[Figure content listings]

════

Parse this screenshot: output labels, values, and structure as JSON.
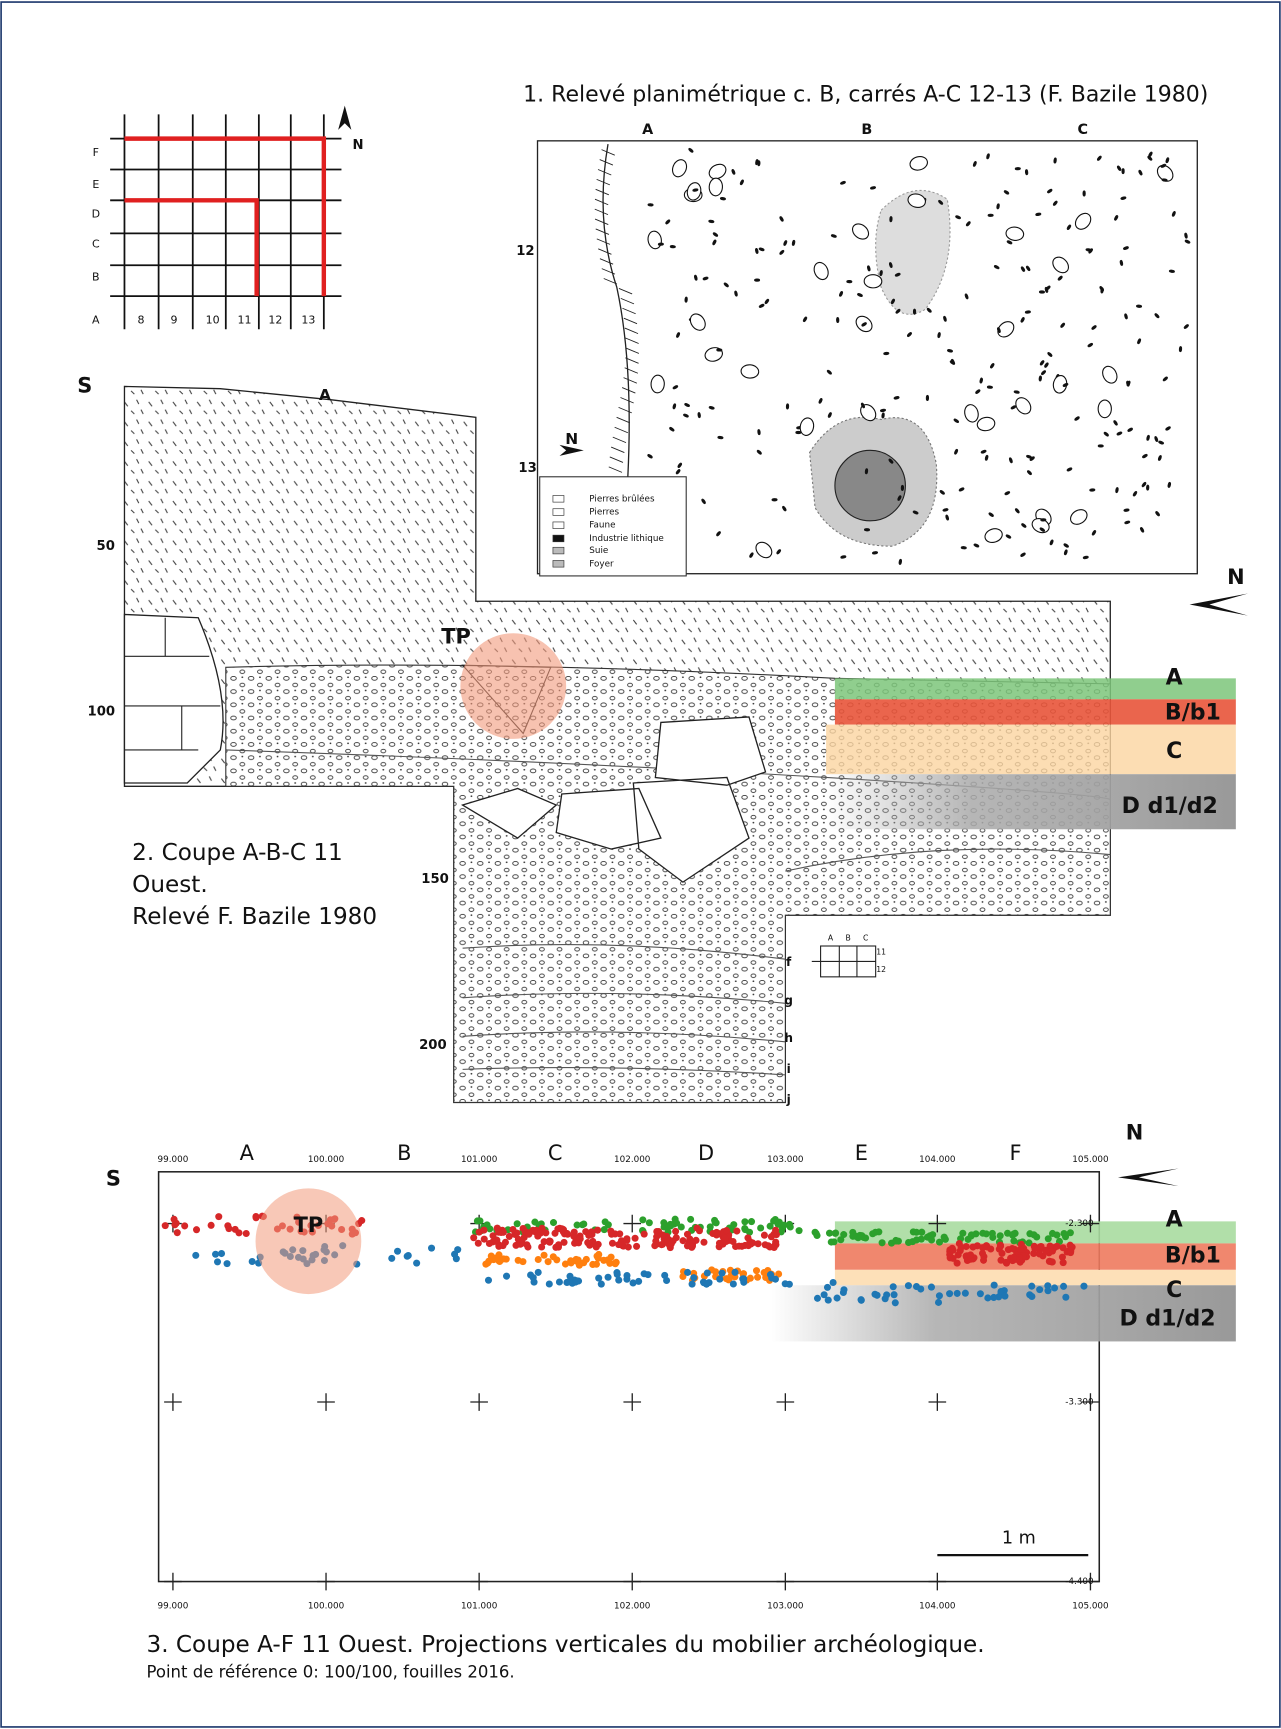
{
  "grid_map": {
    "rows": [
      "F",
      "E",
      "D",
      "C",
      "B",
      "A"
    ],
    "columns": [
      "8",
      "9",
      "10",
      "11",
      "12",
      "13"
    ],
    "north": "N"
  },
  "plan": {
    "title": "1. Relevé planimétrique c. B, carrés A-C 12-13 (F. Bazile 1980)",
    "columns": [
      "A",
      "B",
      "C"
    ],
    "rows": [
      "12",
      "13"
    ],
    "north": "N",
    "legend": [
      "Pierres brûlées",
      "Pierres",
      "Faune",
      "Industrie lithique",
      "Suie",
      "Foyer"
    ]
  },
  "section": {
    "south": "S",
    "column": "A",
    "depths": [
      "50",
      "100",
      "150",
      "200"
    ],
    "tp": "TP",
    "north": "N",
    "layers": [
      "A",
      "B/b1",
      "C",
      "D d1/d2"
    ],
    "caption": [
      "2. Coupe A-B-C 11",
      "Ouest.",
      "Relevé F. Bazile 1980"
    ],
    "sublayers": [
      "f",
      "g",
      "h",
      "i",
      "j"
    ],
    "key": {
      "columns": [
        "A",
        "B",
        "C"
      ],
      "rows": [
        "11",
        "12"
      ]
    }
  },
  "projection": {
    "south": "S",
    "north": "N",
    "columns": [
      "A",
      "B",
      "C",
      "D",
      "E",
      "F"
    ],
    "x_labels": [
      "99.000",
      "100.000",
      "101.000",
      "102.000",
      "103.000",
      "104.000",
      "105.000"
    ],
    "y_labels": [
      "-2.300",
      "-3.300",
      "-4.400"
    ],
    "tp": "TP",
    "layers": [
      "A",
      "B/b1",
      "C",
      "D d1/d2"
    ],
    "scale": "1 m",
    "caption": [
      "3. Coupe A-F 11 Ouest. Projections verticales du mobilier archéologique.",
      "Point de référence 0: 100/100, fouilles 2016."
    ]
  }
}
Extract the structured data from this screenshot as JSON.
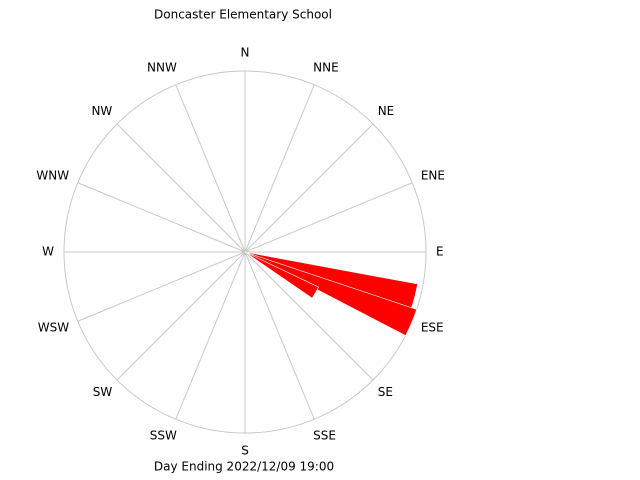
{
  "chart_data": {
    "type": "windrose",
    "title": "Doncaster Elementary School",
    "footer": "Day Ending 2022/12/09 19:00",
    "directions": [
      "N",
      "NNE",
      "NE",
      "ENE",
      "E",
      "ESE",
      "SE",
      "SSE",
      "S",
      "SSW",
      "SW",
      "WSW",
      "W",
      "WNW",
      "NW",
      "NNW"
    ],
    "x": [
      105,
      113,
      120
    ],
    "values": [
      97,
      100,
      45
    ],
    "sector_width": 9,
    "rlim": [
      0,
      100
    ],
    "color": "#ff0000",
    "grid": true
  }
}
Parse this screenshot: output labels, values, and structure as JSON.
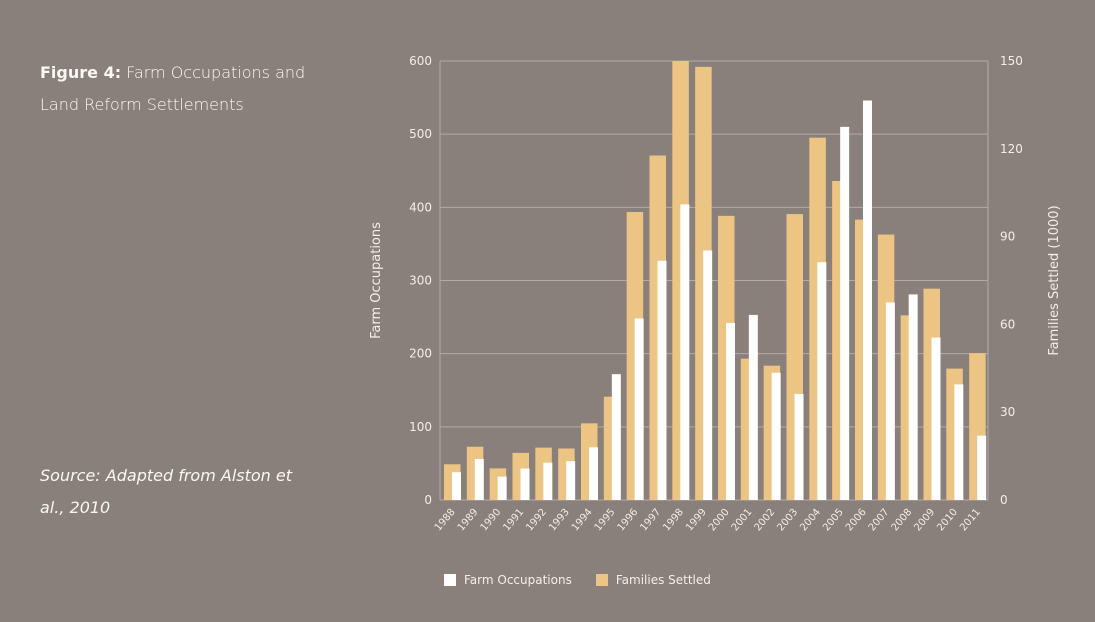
{
  "caption": {
    "figure_label": "Figure 4:",
    "title": "Farm Occupations and Land Reform Settlements"
  },
  "source": "Source: Adapted from Alston et al., 2010",
  "colors": {
    "background": "#8a807b",
    "families_bar": "#ecc484",
    "occupations_bar": "#ffffff",
    "grid": "#b3aaa5",
    "text": "#f3eee9"
  },
  "chart_data": {
    "type": "bar",
    "categories": [
      "1988",
      "1989",
      "1990",
      "1991",
      "1992",
      "1993",
      "1994",
      "1995",
      "1996",
      "1997",
      "1998",
      "1999",
      "2000",
      "2001",
      "2002",
      "2003",
      "2004",
      "2005",
      "2006",
      "2007",
      "2008",
      "2009",
      "2010",
      "2011"
    ],
    "series": [
      {
        "name": "Farm Occupations",
        "axis": "left",
        "values": [
          38,
          56,
          32,
          43,
          51,
          53,
          72,
          172,
          248,
          327,
          404,
          341,
          242,
          253,
          174,
          145,
          325,
          510,
          546,
          270,
          281,
          222,
          158,
          88
        ]
      },
      {
        "name": "Families Settled",
        "axis": "right",
        "values": [
          12.2,
          18.2,
          10.8,
          16.1,
          17.9,
          17.6,
          26.2,
          35.3,
          98.4,
          117.7,
          150.0,
          148.0,
          97.1,
          48.3,
          45.9,
          97.7,
          123.8,
          109.0,
          95.8,
          90.7,
          63.1,
          72.2,
          44.9,
          50.2
        ]
      }
    ],
    "ylabel": "Farm Occupations",
    "y2label": "Families Settled (1000)",
    "ylim": [
      0,
      600
    ],
    "y2lim": [
      0,
      150
    ],
    "yticks": [
      0,
      100,
      200,
      300,
      400,
      500,
      600
    ],
    "y2ticks": [
      0,
      30,
      60,
      90,
      120,
      150
    ],
    "grid": true,
    "legend_position": "bottom",
    "legend": [
      "Farm Occupations",
      "Families Settled"
    ]
  }
}
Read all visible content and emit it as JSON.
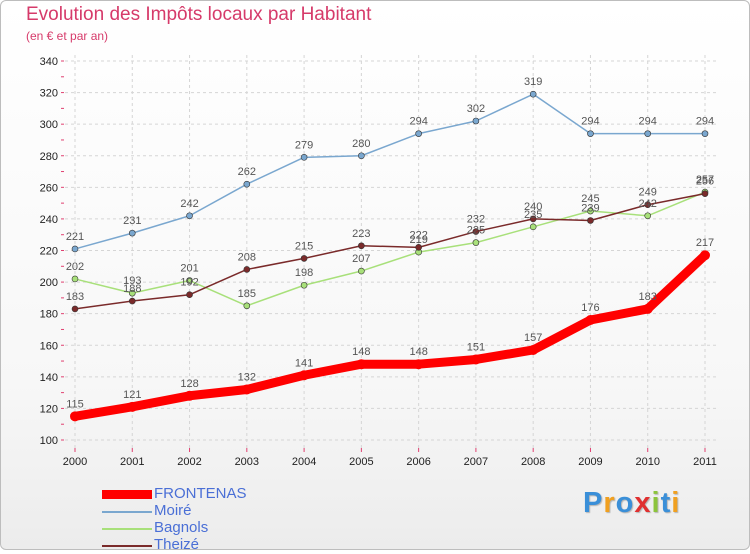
{
  "title": "Evolution des Impôts locaux par Habitant",
  "subtitle": "(en € et par an)",
  "brand": "Proxiti",
  "chart_data": {
    "type": "line",
    "title": "Evolution des Impôts locaux par Habitant",
    "subtitle": "(en € et par an)",
    "x": [
      "2000",
      "2001",
      "2002",
      "2003",
      "2004",
      "2005",
      "2006",
      "2007",
      "2008",
      "2009",
      "2010",
      "2011"
    ],
    "ylim": [
      100,
      340
    ],
    "yticks": [
      100,
      120,
      140,
      160,
      180,
      200,
      220,
      240,
      260,
      280,
      300,
      320,
      340
    ],
    "grid": true,
    "legend_position": "bottom-left",
    "series": [
      {
        "name": "FRONTENAS",
        "color": "#ff0000",
        "values": [
          115,
          121,
          128,
          132,
          141,
          148,
          148,
          151,
          157,
          176,
          183,
          217
        ]
      },
      {
        "name": "Moiré",
        "color": "#7aa7cf",
        "values": [
          221,
          231,
          242,
          262,
          279,
          280,
          294,
          302,
          319,
          294,
          294,
          294
        ]
      },
      {
        "name": "Bagnols",
        "color": "#a8e07a",
        "values": [
          202,
          193,
          201,
          185,
          198,
          207,
          219,
          225,
          235,
          245,
          242,
          257
        ]
      },
      {
        "name": "Theizé",
        "color": "#7a2a2a",
        "values": [
          183,
          188,
          192,
          208,
          215,
          223,
          222,
          232,
          240,
          239,
          249,
          256
        ]
      }
    ]
  }
}
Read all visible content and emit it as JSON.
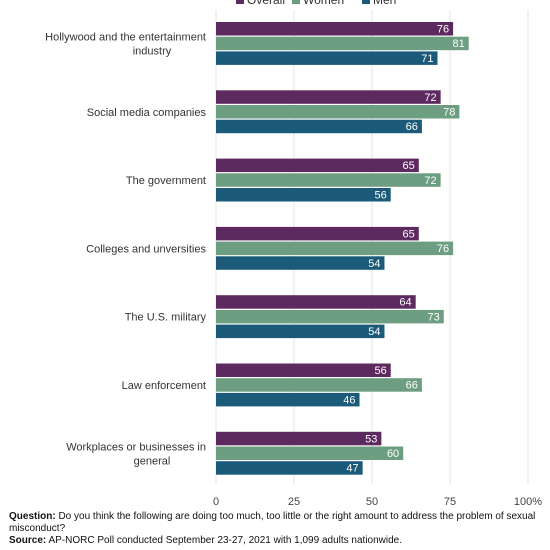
{
  "chart_data": {
    "type": "bar",
    "orientation": "horizontal",
    "categories": [
      "Hollywood and the entertainment industry",
      "Social media companies",
      "The government",
      "Colleges and unversities",
      "The U.S. military",
      "Law enforcement",
      "Workplaces or businesses in general"
    ],
    "series": [
      {
        "name": "Overall",
        "values": [
          76,
          72,
          65,
          65,
          64,
          56,
          53
        ]
      },
      {
        "name": "Women",
        "values": [
          81,
          78,
          72,
          76,
          73,
          66,
          60
        ]
      },
      {
        "name": "Men",
        "values": [
          71,
          66,
          56,
          54,
          54,
          46,
          47
        ]
      }
    ],
    "xlim": [
      0,
      100
    ],
    "xticks": [
      "0",
      "25",
      "50",
      "75",
      "100%"
    ],
    "legend_position": "top",
    "grid": "vertical",
    "colors": {
      "Overall": "#5c2a5e",
      "Women": "#6e9e82",
      "Men": "#1b5b79"
    }
  },
  "footer": {
    "question_label": "Question:",
    "question_text": "Do you think the following are doing too much, too little or the right amount to address the problem of sexual misconduct?",
    "source_label": "Source:",
    "source_text": "AP-NORC Poll conducted September 23-27, 2021 with 1,099 adults nationwide."
  }
}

════

— Your objective —
Drop the pictures and reproduce the rest of the entries above exactly.

— Exercise response —
Parse this screenshot: output labels, values, and structure as JSON.
{
  "grid_map": {
    "rows": [
      "F",
      "E",
      "D",
      "C",
      "B",
      "A"
    ],
    "columns": [
      "8",
      "9",
      "10",
      "11",
      "12",
      "13"
    ],
    "north": "N"
  },
  "plan": {
    "title": "1. Relevé planimétrique c. B, carrés A-C 12-13 (F. Bazile 1980)",
    "columns": [
      "A",
      "B",
      "C"
    ],
    "rows": [
      "12",
      "13"
    ],
    "north": "N",
    "legend": [
      "Pierres brûlées",
      "Pierres",
      "Faune",
      "Industrie lithique",
      "Suie",
      "Foyer"
    ]
  },
  "section": {
    "south": "S",
    "column": "A",
    "depths": [
      "50",
      "100",
      "150",
      "200"
    ],
    "tp": "TP",
    "north": "N",
    "layers": [
      "A",
      "B/b1",
      "C",
      "D d1/d2"
    ],
    "caption": [
      "2. Coupe A-B-C 11",
      "Ouest.",
      "Relevé F. Bazile 1980"
    ],
    "sublayers": [
      "f",
      "g",
      "h",
      "i",
      "j"
    ],
    "key": {
      "columns": [
        "A",
        "B",
        "C"
      ],
      "rows": [
        "11",
        "12"
      ]
    }
  },
  "projection": {
    "south": "S",
    "north": "N",
    "columns": [
      "A",
      "B",
      "C",
      "D",
      "E",
      "F"
    ],
    "x_labels": [
      "99.000",
      "100.000",
      "101.000",
      "102.000",
      "103.000",
      "104.000",
      "105.000"
    ],
    "y_labels": [
      "-2.300",
      "-3.300",
      "-4.400"
    ],
    "tp": "TP",
    "layers": [
      "A",
      "B/b1",
      "C",
      "D d1/d2"
    ],
    "scale": "1 m",
    "caption": [
      "3. Coupe A-F 11 Ouest. Projections verticales du mobilier archéologique.",
      "Point de référence 0: 100/100, fouilles 2016."
    ]
  }
}
Extract the structured data from this screenshot as JSON.
{
  "chart_data": {
    "type": "windrose",
    "title": "Doncaster Elementary School",
    "footer": "Day Ending 2022/12/09 19:00",
    "directions": [
      "N",
      "NNE",
      "NE",
      "ENE",
      "E",
      "ESE",
      "SE",
      "SSE",
      "S",
      "SSW",
      "SW",
      "WSW",
      "W",
      "WNW",
      "NW",
      "NNW"
    ],
    "x": [
      105,
      113,
      120
    ],
    "values": [
      97,
      100,
      45
    ],
    "sector_width": 9,
    "rlim": [
      0,
      100
    ],
    "color": "#ff0000",
    "grid": true
  }
}
Parse this screenshot: output labels, values, and structure as JSON.
{
  "caption": {
    "figure_label": "Figure 4:",
    "title": "Farm Occupations and Land Reform Settlements"
  },
  "source": "Source: Adapted from Alston et al., 2010",
  "colors": {
    "background": "#8a807b",
    "families_bar": "#ecc484",
    "occupations_bar": "#ffffff",
    "grid": "#b3aaa5",
    "text": "#f3eee9"
  },
  "chart_data": {
    "type": "bar",
    "categories": [
      "1988",
      "1989",
      "1990",
      "1991",
      "1992",
      "1993",
      "1994",
      "1995",
      "1996",
      "1997",
      "1998",
      "1999",
      "2000",
      "2001",
      "2002",
      "2003",
      "2004",
      "2005",
      "2006",
      "2007",
      "2008",
      "2009",
      "2010",
      "2011"
    ],
    "series": [
      {
        "name": "Farm Occupations",
        "axis": "left",
        "values": [
          38,
          56,
          32,
          43,
          51,
          53,
          72,
          172,
          248,
          327,
          404,
          341,
          242,
          253,
          174,
          145,
          325,
          510,
          546,
          270,
          281,
          222,
          158,
          88
        ]
      },
      {
        "name": "Families Settled",
        "axis": "right",
        "values": [
          12.2,
          18.2,
          10.8,
          16.1,
          17.9,
          17.6,
          26.2,
          35.3,
          98.4,
          117.7,
          150.0,
          148.0,
          97.1,
          48.3,
          45.9,
          97.7,
          123.8,
          109.0,
          95.8,
          90.7,
          63.1,
          72.2,
          44.9,
          50.2
        ]
      }
    ],
    "ylabel": "Farm Occupations",
    "y2label": "Families Settled (1000)",
    "ylim": [
      0,
      600
    ],
    "y2lim": [
      0,
      150
    ],
    "yticks": [
      0,
      100,
      200,
      300,
      400,
      500,
      600
    ],
    "y2ticks": [
      0,
      30,
      60,
      90,
      120,
      150
    ],
    "grid": true,
    "legend_position": "bottom",
    "legend": [
      "Farm Occupations",
      "Families Settled"
    ]
  }
}
Read all visible content and emit it as JSON.
{
  "title": "Evolution des Impôts locaux par Habitant",
  "subtitle": "(en € et par an)",
  "brand": "Proxiti",
  "chart_data": {
    "type": "line",
    "title": "Evolution des Impôts locaux par Habitant",
    "subtitle": "(en € et par an)",
    "x": [
      "2000",
      "2001",
      "2002",
      "2003",
      "2004",
      "2005",
      "2006",
      "2007",
      "2008",
      "2009",
      "2010",
      "2011"
    ],
    "ylim": [
      100,
      340
    ],
    "yticks": [
      100,
      120,
      140,
      160,
      180,
      200,
      220,
      240,
      260,
      280,
      300,
      320,
      340
    ],
    "grid": true,
    "legend_position": "bottom-left",
    "series": [
      {
        "name": "FRONTENAS",
        "color": "#ff0000",
        "values": [
          115,
          121,
          128,
          132,
          141,
          148,
          148,
          151,
          157,
          176,
          183,
          217
        ]
      },
      {
        "name": "Moiré",
        "color": "#7aa7cf",
        "values": [
          221,
          231,
          242,
          262,
          279,
          280,
          294,
          302,
          319,
          294,
          294,
          294
        ]
      },
      {
        "name": "Bagnols",
        "color": "#a8e07a",
        "values": [
          202,
          193,
          201,
          185,
          198,
          207,
          219,
          225,
          235,
          245,
          242,
          257
        ]
      },
      {
        "name": "Theizé",
        "color": "#7a2a2a",
        "values": [
          183,
          188,
          192,
          208,
          215,
          223,
          222,
          232,
          240,
          239,
          249,
          256
        ]
      }
    ]
  }
}
Read all visible content and emit it as JSON.
{
  "chart_data": {
    "type": "bar",
    "orientation": "horizontal",
    "categories": [
      "Hollywood and the entertainment industry",
      "Social media companies",
      "The government",
      "Colleges and unversities",
      "The U.S. military",
      "Law enforcement",
      "Workplaces or businesses in general"
    ],
    "series": [
      {
        "name": "Overall",
        "values": [
          76,
          72,
          65,
          65,
          64,
          56,
          53
        ]
      },
      {
        "name": "Women",
        "values": [
          81,
          78,
          72,
          76,
          73,
          66,
          60
        ]
      },
      {
        "name": "Men",
        "values": [
          71,
          66,
          56,
          54,
          54,
          46,
          47
        ]
      }
    ],
    "xlim": [
      0,
      100
    ],
    "xticks": [
      "0",
      "25",
      "50",
      "75",
      "100%"
    ],
    "legend_position": "top",
    "grid": "vertical",
    "colors": {
      "Overall": "#5c2a5e",
      "Women": "#6e9e82",
      "Men": "#1b5b79"
    }
  },
  "footer": {
    "question_label": "Question:",
    "question_text": "Do you think the following are doing too much, too little or the right amount to address the problem of sexual misconduct?",
    "source_label": "Source:",
    "source_text": "AP-NORC Poll conducted September 23-27, 2021 with 1,099 adults nationwide."
  }
}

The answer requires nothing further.